But we mustn't stress it too much, as they are also the boyhood heroes of the younger folk in this forum, and it's so cruel to crush a young boy's dreams.
MacOS version 10 (Called OS X by marketing people who wanted to steal the mystique of the X Window System for cheap) is a commercial product from a commercial vendor. The 'core' is based on the core from NextSTEP (another commercial product). Sure, there is a layer of utilities based on FreeBSD code. The over all product is definitely NOT a product of the OSS community.
Hell, I can remember not more than a few years back when not many CD-ROM drives had the ability to rip. Many early drives had firmware that prevented the stream from CD-Audio disks from being extracted digitally. It's only in the last several years that people have assumed that CD Audio can be ripped on most any CD Drives.
It was a quiet thing that the Drive Manufacturers did. They quietly stopped blocking that data path when the market demanded it.

## Items
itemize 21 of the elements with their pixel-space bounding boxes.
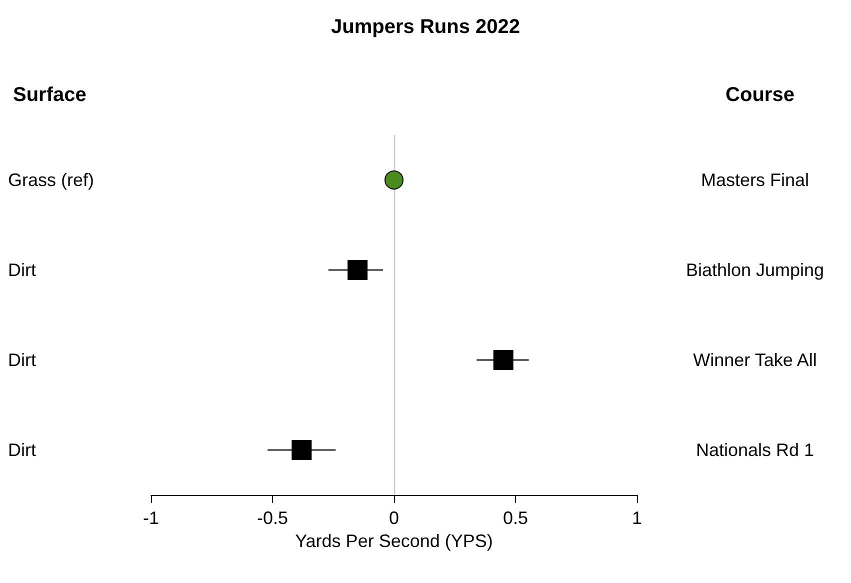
y2-tick-label: Masters Final (700, 170, 810, 190)
y-tick-label: Dirt (8, 440, 36, 460)
point (348, 260, 368, 280)
y-tick-label: Dirt (8, 260, 36, 280)
y-tick-label: Grass (ref) (8, 170, 94, 190)
x-tick-label: 0.5 (502, 508, 528, 528)
y-tick-label: Dirt (8, 350, 36, 370)
point (493, 350, 514, 370)
y2-axis-title: Course (726, 84, 794, 106)
x-tick-label: -0.5 (256, 508, 288, 528)
point (292, 440, 312, 460)
y2-tick-label: Biathlon Jumping (686, 260, 824, 280)
x-tick-label: -1 (142, 508, 160, 528)
x-tick-label: 1 (632, 508, 642, 528)
x-tick-label: 0 (388, 508, 400, 528)
y2-tick-label: Nationals Rd 1 (696, 440, 814, 460)
y-axis-title: Surface (13, 84, 86, 106)
chart-title: Jumpers Runs 2022 (331, 16, 520, 38)
x-axis-title: Yards Per Second (YPS) (295, 530, 493, 551)
y2-tick-label: Winner Take All (693, 350, 817, 370)
point (384, 170, 404, 190)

## Tasks to complete
1 > Please list every piece of software named in the forum post about MacOS and CD ripping.
2 > Write the next few sentences of the forum post about MacOS and CD ripping, continuing after its final line.

## Answers to the tasks
1 > MacOS version 10 (OS X), the X Window System, NextSTEP, FreeBSD

2 >
Sounds like you own a cam corder, so you're way ahead of what most of the 'pirates' are doing. They're just duplicating somebody else's creative work. Perhaps hold onto that cam corder. And open up your mind, get creative. Go out and shoot some video YOURSELF that you've thought of.
When was the last time there was a major successful move in the US or European market that was directed and produced by Chinese nationals in China?
They're not going to suddenly be better than Hollywood at what Hollywood does. Let's be real here. All they do right now is copy, and if they can't copy they won't magically be able to produce.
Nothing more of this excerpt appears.